● DIRECTIONS FOR THIS TASK
Omit the pictures and output every entry below exactly as written.

Records from a data collection

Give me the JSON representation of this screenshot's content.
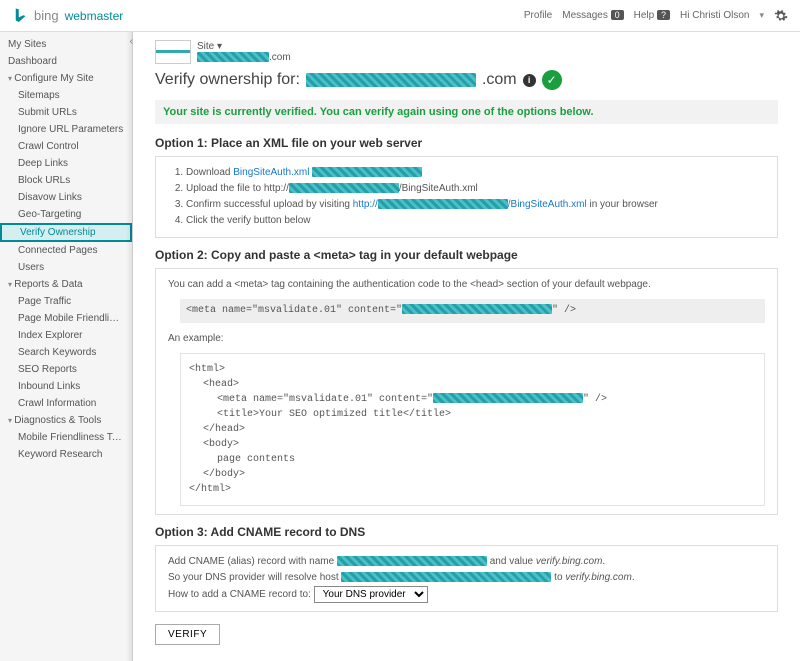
{
  "header": {
    "brand": "bing",
    "product": "webmaster",
    "links": {
      "profile": "Profile",
      "messages": "Messages",
      "help": "Help"
    },
    "badges": {
      "messages": "0",
      "help": "?"
    },
    "greeting": "Hi Christi Olson"
  },
  "sidebar": {
    "items": [
      {
        "id": "my-sites",
        "label": "My Sites",
        "type": "top"
      },
      {
        "id": "dashboard",
        "label": "Dashboard",
        "type": "top"
      },
      {
        "id": "configure",
        "label": "Configure My Site",
        "type": "exp-open"
      },
      {
        "id": "sitemaps",
        "label": "Sitemaps",
        "type": "child"
      },
      {
        "id": "submit-urls",
        "label": "Submit URLs",
        "type": "child"
      },
      {
        "id": "ignore-url",
        "label": "Ignore URL Parameters",
        "type": "child"
      },
      {
        "id": "crawl-control",
        "label": "Crawl Control",
        "type": "child"
      },
      {
        "id": "deep-links",
        "label": "Deep Links",
        "type": "child"
      },
      {
        "id": "block-urls",
        "label": "Block URLs",
        "type": "child"
      },
      {
        "id": "disavow",
        "label": "Disavow Links",
        "type": "child"
      },
      {
        "id": "geo",
        "label": "Geo-Targeting",
        "type": "child"
      },
      {
        "id": "verify",
        "label": "Verify Ownership",
        "type": "child-sel"
      },
      {
        "id": "connected",
        "label": "Connected Pages",
        "type": "child"
      },
      {
        "id": "users",
        "label": "Users",
        "type": "child"
      },
      {
        "id": "reports",
        "label": "Reports & Data",
        "type": "exp-open"
      },
      {
        "id": "traffic",
        "label": "Page Traffic",
        "type": "child"
      },
      {
        "id": "mobile-friend",
        "label": "Page Mobile Friendliness",
        "type": "child"
      },
      {
        "id": "index-exp",
        "label": "Index Explorer",
        "type": "child"
      },
      {
        "id": "search-kw",
        "label": "Search Keywords",
        "type": "child"
      },
      {
        "id": "seo-rep",
        "label": "SEO Reports",
        "type": "child"
      },
      {
        "id": "inbound",
        "label": "Inbound Links",
        "type": "child"
      },
      {
        "id": "crawl-info",
        "label": "Crawl Information",
        "type": "child"
      },
      {
        "id": "diag",
        "label": "Diagnostics & Tools",
        "type": "exp-open"
      },
      {
        "id": "mobile-test",
        "label": "Mobile Friendliness Test",
        "type": "child"
      },
      {
        "id": "kw-research",
        "label": "Keyword Research",
        "type": "child"
      }
    ]
  },
  "main": {
    "site_label": "Site",
    "site_suffix": ".com",
    "title": "Verify ownership for:",
    "title_suffix": ".com",
    "verified": "Your site is currently verified. You can verify again using one of the options below.",
    "opt1": {
      "heading": "Option 1: Place an XML file on your web server",
      "step1_a": "Download ",
      "step1_link": "BingSiteAuth.xml",
      "step2_a": "Upload the file to http://",
      "step2_b": "/BingSiteAuth.xml",
      "step3_a": "Confirm successful upload by visiting ",
      "step3_link": "http://",
      "step3_b": "/BingSiteAuth.xml",
      "step3_c": " in your browser",
      "step4": "Click the verify button below"
    },
    "opt2": {
      "heading": "Option 2: Copy and paste a <meta> tag in your default webpage",
      "intro": "You can add a <meta> tag containing the authentication code to the <head> section of your default webpage.",
      "meta_a": "<meta name=\"msvalidate.01\" content=\"",
      "meta_b": "\" />",
      "example_label": "An example:",
      "code_lines": [
        "<html>",
        "  <head>",
        "    <meta name=\"msvalidate.01\" content=\"",
        "    <title>Your SEO optimized title</title>",
        "  </head>",
        "  <body>",
        "    page contents",
        "  </body>",
        "</html>"
      ],
      "code_line2_suffix": "\" />"
    },
    "opt3": {
      "heading": "Option 3: Add CNAME record to DNS",
      "line1_a": "Add CNAME (alias) record with name ",
      "line1_b": " and value ",
      "line1_val": "verify.bing.com",
      "line2_a": "So your DNS provider will resolve host ",
      "line2_b": " to ",
      "line2_val": "verify.bing.com",
      "howto": "How to add a CNAME record to:",
      "select": "Your DNS provider"
    },
    "verify_btn": "VERIFY"
  }
}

● THE OUTPUT
Give me the JSON representation of this screenshot's content.
{
  "header": {
    "brand": "bing",
    "product": "webmaster",
    "links": {
      "profile": "Profile",
      "messages": "Messages",
      "help": "Help"
    },
    "badges": {
      "messages": "0",
      "help": "?"
    },
    "greeting": "Hi Christi Olson"
  },
  "sidebar": {
    "items": [
      {
        "id": "my-sites",
        "label": "My Sites",
        "type": "top"
      },
      {
        "id": "dashboard",
        "label": "Dashboard",
        "type": "top"
      },
      {
        "id": "configure",
        "label": "Configure My Site",
        "type": "exp-open"
      },
      {
        "id": "sitemaps",
        "label": "Sitemaps",
        "type": "child"
      },
      {
        "id": "submit-urls",
        "label": "Submit URLs",
        "type": "child"
      },
      {
        "id": "ignore-url",
        "label": "Ignore URL Parameters",
        "type": "child"
      },
      {
        "id": "crawl-control",
        "label": "Crawl Control",
        "type": "child"
      },
      {
        "id": "deep-links",
        "label": "Deep Links",
        "type": "child"
      },
      {
        "id": "block-urls",
        "label": "Block URLs",
        "type": "child"
      },
      {
        "id": "disavow",
        "label": "Disavow Links",
        "type": "child"
      },
      {
        "id": "geo",
        "label": "Geo-Targeting",
        "type": "child"
      },
      {
        "id": "verify",
        "label": "Verify Ownership",
        "type": "child-sel"
      },
      {
        "id": "connected",
        "label": "Connected Pages",
        "type": "child"
      },
      {
        "id": "users",
        "label": "Users",
        "type": "child"
      },
      {
        "id": "reports",
        "label": "Reports & Data",
        "type": "exp-open"
      },
      {
        "id": "traffic",
        "label": "Page Traffic",
        "type": "child"
      },
      {
        "id": "mobile-friend",
        "label": "Page Mobile Friendliness",
        "type": "child"
      },
      {
        "id": "index-exp",
        "label": "Index Explorer",
        "type": "child"
      },
      {
        "id": "search-kw",
        "label": "Search Keywords",
        "type": "child"
      },
      {
        "id": "seo-rep",
        "label": "SEO Reports",
        "type": "child"
      },
      {
        "id": "inbound",
        "label": "Inbound Links",
        "type": "child"
      },
      {
        "id": "crawl-info",
        "label": "Crawl Information",
        "type": "child"
      },
      {
        "id": "diag",
        "label": "Diagnostics & Tools",
        "type": "exp-open"
      },
      {
        "id": "mobile-test",
        "label": "Mobile Friendliness Test",
        "type": "child"
      },
      {
        "id": "kw-research",
        "label": "Keyword Research",
        "type": "child"
      }
    ]
  },
  "main": {
    "site_label": "Site",
    "site_suffix": ".com",
    "title": "Verify ownership for:",
    "title_suffix": ".com",
    "verified": "Your site is currently verified. You can verify again using one of the options below.",
    "opt1": {
      "heading": "Option 1: Place an XML file on your web server",
      "step1_a": "Download ",
      "step1_link": "BingSiteAuth.xml",
      "step2_a": "Upload the file to http://",
      "step2_b": "/BingSiteAuth.xml",
      "step3_a": "Confirm successful upload by visiting ",
      "step3_link": "http://",
      "step3_b": "/BingSiteAuth.xml",
      "step3_c": " in your browser",
      "step4": "Click the verify button below"
    },
    "opt2": {
      "heading": "Option 2: Copy and paste a <meta> tag in your default webpage",
      "intro": "You can add a <meta> tag containing the authentication code to the <head> section of your default webpage.",
      "meta_a": "<meta name=\"msvalidate.01\" content=\"",
      "meta_b": "\" />",
      "example_label": "An example:",
      "code_lines": [
        "<html>",
        "  <head>",
        "    <meta name=\"msvalidate.01\" content=\"",
        "    <title>Your SEO optimized title</title>",
        "  </head>",
        "  <body>",
        "    page contents",
        "  </body>",
        "</html>"
      ],
      "code_line2_suffix": "\" />"
    },
    "opt3": {
      "heading": "Option 3: Add CNAME record to DNS",
      "line1_a": "Add CNAME (alias) record with name ",
      "line1_b": " and value ",
      "line1_val": "verify.bing.com",
      "line2_a": "So your DNS provider will resolve host ",
      "line2_b": " to ",
      "line2_val": "verify.bing.com",
      "howto": "How to add a CNAME record to:",
      "select": "Your DNS provider"
    },
    "verify_btn": "VERIFY"
  }
}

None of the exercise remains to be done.